-- Start of SUPPLIED RECORDS --
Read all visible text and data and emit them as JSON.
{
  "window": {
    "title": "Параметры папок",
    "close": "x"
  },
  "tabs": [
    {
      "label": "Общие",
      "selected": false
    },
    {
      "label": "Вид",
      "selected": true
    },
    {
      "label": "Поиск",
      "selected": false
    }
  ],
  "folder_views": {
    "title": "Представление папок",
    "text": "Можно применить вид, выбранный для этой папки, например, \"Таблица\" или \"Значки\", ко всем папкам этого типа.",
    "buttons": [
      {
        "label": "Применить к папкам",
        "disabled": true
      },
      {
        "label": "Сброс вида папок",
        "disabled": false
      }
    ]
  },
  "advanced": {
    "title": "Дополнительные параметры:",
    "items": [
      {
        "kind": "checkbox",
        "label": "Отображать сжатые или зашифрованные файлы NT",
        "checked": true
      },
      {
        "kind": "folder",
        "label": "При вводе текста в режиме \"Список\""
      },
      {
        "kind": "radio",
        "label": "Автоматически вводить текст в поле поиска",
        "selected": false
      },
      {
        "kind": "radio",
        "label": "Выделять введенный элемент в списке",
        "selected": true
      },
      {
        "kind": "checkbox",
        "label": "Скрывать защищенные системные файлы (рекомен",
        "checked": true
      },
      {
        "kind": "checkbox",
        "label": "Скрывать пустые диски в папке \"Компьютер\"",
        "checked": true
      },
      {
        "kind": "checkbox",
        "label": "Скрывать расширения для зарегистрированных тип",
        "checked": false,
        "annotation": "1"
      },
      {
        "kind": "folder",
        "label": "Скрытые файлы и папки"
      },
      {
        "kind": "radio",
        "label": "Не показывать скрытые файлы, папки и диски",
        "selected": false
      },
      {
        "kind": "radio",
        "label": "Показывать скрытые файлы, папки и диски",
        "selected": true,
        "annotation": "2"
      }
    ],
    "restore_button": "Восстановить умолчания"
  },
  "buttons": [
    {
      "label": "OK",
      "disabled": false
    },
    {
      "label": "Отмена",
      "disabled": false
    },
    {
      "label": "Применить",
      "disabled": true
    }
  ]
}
-- End of SUPPLIED RECORDS --
INSTRUCTIONS FOR THE TASK: Scan the listing above. Gather each line that contains the word "папок".

SOLUTION TO THIS PROBLEM:
    "title": "Параметры папок",
    "title": "Представление папок",
        "label": "Сброс вида папок",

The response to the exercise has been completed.